Your task is to copy the listing exactly. Drop any pictures from the copy.
** begin **
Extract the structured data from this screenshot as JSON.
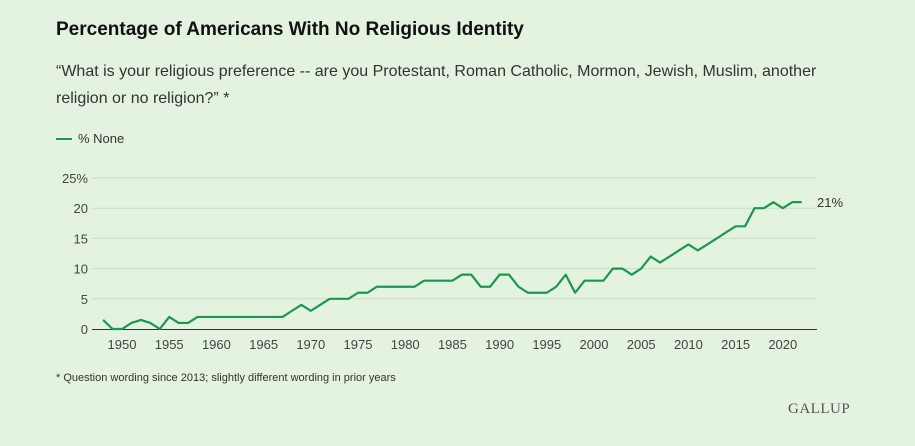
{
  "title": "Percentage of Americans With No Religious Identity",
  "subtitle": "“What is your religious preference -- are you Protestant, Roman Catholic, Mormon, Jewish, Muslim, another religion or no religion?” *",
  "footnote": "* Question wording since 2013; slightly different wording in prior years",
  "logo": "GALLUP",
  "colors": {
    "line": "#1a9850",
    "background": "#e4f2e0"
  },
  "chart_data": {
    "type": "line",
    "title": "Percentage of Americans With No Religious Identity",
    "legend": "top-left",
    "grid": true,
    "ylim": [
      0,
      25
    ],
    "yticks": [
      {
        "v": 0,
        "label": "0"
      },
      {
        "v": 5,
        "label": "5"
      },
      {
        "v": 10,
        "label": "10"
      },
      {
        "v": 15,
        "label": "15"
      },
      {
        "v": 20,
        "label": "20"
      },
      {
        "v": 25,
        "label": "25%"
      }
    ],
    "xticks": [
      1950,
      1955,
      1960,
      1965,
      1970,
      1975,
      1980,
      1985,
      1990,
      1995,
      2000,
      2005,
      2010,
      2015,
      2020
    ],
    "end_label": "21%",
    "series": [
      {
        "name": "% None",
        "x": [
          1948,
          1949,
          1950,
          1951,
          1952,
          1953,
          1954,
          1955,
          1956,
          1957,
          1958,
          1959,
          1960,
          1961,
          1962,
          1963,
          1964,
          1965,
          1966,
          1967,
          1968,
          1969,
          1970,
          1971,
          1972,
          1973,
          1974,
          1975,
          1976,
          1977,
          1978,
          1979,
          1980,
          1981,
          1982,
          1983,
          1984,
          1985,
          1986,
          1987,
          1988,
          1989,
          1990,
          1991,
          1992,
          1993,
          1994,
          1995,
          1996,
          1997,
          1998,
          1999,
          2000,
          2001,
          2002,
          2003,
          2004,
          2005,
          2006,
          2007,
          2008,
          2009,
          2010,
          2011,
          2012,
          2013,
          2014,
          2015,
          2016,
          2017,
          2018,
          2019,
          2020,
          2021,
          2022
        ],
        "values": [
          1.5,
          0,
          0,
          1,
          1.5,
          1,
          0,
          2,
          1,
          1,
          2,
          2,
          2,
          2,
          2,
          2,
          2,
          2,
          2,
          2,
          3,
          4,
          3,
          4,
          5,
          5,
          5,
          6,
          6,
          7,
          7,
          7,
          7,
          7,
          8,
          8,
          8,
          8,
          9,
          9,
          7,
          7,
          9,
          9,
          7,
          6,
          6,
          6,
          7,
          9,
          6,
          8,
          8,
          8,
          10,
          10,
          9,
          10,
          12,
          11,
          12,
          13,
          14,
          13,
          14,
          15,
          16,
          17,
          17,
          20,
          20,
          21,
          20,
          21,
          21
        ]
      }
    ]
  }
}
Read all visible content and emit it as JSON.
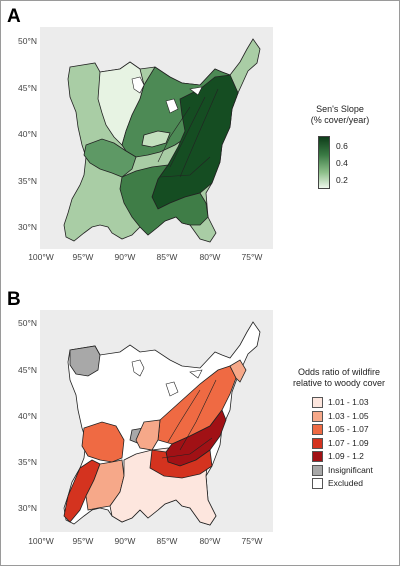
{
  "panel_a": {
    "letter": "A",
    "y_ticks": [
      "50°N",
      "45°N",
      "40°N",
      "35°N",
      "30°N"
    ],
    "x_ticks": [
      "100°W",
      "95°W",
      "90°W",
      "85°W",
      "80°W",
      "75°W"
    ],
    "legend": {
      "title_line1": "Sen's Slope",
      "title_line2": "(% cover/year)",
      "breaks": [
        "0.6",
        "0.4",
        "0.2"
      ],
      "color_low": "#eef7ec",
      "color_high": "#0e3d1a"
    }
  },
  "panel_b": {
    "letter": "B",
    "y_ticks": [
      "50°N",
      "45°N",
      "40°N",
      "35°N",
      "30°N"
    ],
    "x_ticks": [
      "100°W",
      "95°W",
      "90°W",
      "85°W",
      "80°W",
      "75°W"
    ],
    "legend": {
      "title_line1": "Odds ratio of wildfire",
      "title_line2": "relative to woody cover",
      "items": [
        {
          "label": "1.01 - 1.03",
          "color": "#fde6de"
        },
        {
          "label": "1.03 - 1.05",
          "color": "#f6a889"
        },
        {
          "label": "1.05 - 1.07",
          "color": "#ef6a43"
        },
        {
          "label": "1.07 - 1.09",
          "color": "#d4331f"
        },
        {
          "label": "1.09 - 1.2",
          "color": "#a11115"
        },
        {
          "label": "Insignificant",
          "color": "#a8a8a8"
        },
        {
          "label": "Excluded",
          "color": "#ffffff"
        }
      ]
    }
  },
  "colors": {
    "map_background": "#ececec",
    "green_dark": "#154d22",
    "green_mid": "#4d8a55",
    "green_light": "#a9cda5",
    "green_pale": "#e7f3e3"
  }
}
** end **
(Expected output):
Extract the structured data from this screenshot as JSON.
{
  "title": "Percentage of Americans With No Religious Identity",
  "subtitle": "“What is your religious preference -- are you Protestant, Roman Catholic, Mormon, Jewish, Muslim, another religion or no religion?” *",
  "footnote": "* Question wording since 2013; slightly different wording in prior years",
  "logo": "GALLUP",
  "colors": {
    "line": "#1a9850",
    "background": "#e4f2e0"
  },
  "chart_data": {
    "type": "line",
    "title": "Percentage of Americans With No Religious Identity",
    "legend": "top-left",
    "grid": true,
    "ylim": [
      0,
      25
    ],
    "yticks": [
      {
        "v": 0,
        "label": "0"
      },
      {
        "v": 5,
        "label": "5"
      },
      {
        "v": 10,
        "label": "10"
      },
      {
        "v": 15,
        "label": "15"
      },
      {
        "v": 20,
        "label": "20"
      },
      {
        "v": 25,
        "label": "25%"
      }
    ],
    "xticks": [
      1950,
      1955,
      1960,
      1965,
      1970,
      1975,
      1980,
      1985,
      1990,
      1995,
      2000,
      2005,
      2010,
      2015,
      2020
    ],
    "end_label": "21%",
    "series": [
      {
        "name": "% None",
        "x": [
          1948,
          1949,
          1950,
          1951,
          1952,
          1953,
          1954,
          1955,
          1956,
          1957,
          1958,
          1959,
          1960,
          1961,
          1962,
          1963,
          1964,
          1965,
          1966,
          1967,
          1968,
          1969,
          1970,
          1971,
          1972,
          1973,
          1974,
          1975,
          1976,
          1977,
          1978,
          1979,
          1980,
          1981,
          1982,
          1983,
          1984,
          1985,
          1986,
          1987,
          1988,
          1989,
          1990,
          1991,
          1992,
          1993,
          1994,
          1995,
          1996,
          1997,
          1998,
          1999,
          2000,
          2001,
          2002,
          2003,
          2004,
          2005,
          2006,
          2007,
          2008,
          2009,
          2010,
          2011,
          2012,
          2013,
          2014,
          2015,
          2016,
          2017,
          2018,
          2019,
          2020,
          2021,
          2022
        ],
        "values": [
          1.5,
          0,
          0,
          1,
          1.5,
          1,
          0,
          2,
          1,
          1,
          2,
          2,
          2,
          2,
          2,
          2,
          2,
          2,
          2,
          2,
          3,
          4,
          3,
          4,
          5,
          5,
          5,
          6,
          6,
          7,
          7,
          7,
          7,
          7,
          8,
          8,
          8,
          8,
          9,
          9,
          7,
          7,
          9,
          9,
          7,
          6,
          6,
          6,
          7,
          9,
          6,
          8,
          8,
          8,
          10,
          10,
          9,
          10,
          12,
          11,
          12,
          13,
          14,
          13,
          14,
          15,
          16,
          17,
          17,
          20,
          20,
          21,
          20,
          21,
          21
        ]
      }
    ]
  }
}
Read all visible content and emit it as JSON.
{
  "panel_a": {
    "letter": "A",
    "y_ticks": [
      "50°N",
      "45°N",
      "40°N",
      "35°N",
      "30°N"
    ],
    "x_ticks": [
      "100°W",
      "95°W",
      "90°W",
      "85°W",
      "80°W",
      "75°W"
    ],
    "legend": {
      "title_line1": "Sen's Slope",
      "title_line2": "(% cover/year)",
      "breaks": [
        "0.6",
        "0.4",
        "0.2"
      ],
      "color_low": "#eef7ec",
      "color_high": "#0e3d1a"
    }
  },
  "panel_b": {
    "letter": "B",
    "y_ticks": [
      "50°N",
      "45°N",
      "40°N",
      "35°N",
      "30°N"
    ],
    "x_ticks": [
      "100°W",
      "95°W",
      "90°W",
      "85°W",
      "80°W",
      "75°W"
    ],
    "legend": {
      "title_line1": "Odds ratio of wildfire",
      "title_line2": "relative to woody cover",
      "items": [
        {
          "label": "1.01 - 1.03",
          "color": "#fde6de"
        },
        {
          "label": "1.03 - 1.05",
          "color": "#f6a889"
        },
        {
          "label": "1.05 - 1.07",
          "color": "#ef6a43"
        },
        {
          "label": "1.07 - 1.09",
          "color": "#d4331f"
        },
        {
          "label": "1.09 - 1.2",
          "color": "#a11115"
        },
        {
          "label": "Insignificant",
          "color": "#a8a8a8"
        },
        {
          "label": "Excluded",
          "color": "#ffffff"
        }
      ]
    }
  },
  "colors": {
    "map_background": "#ececec",
    "green_dark": "#154d22",
    "green_mid": "#4d8a55",
    "green_light": "#a9cda5",
    "green_pale": "#e7f3e3"
  }
}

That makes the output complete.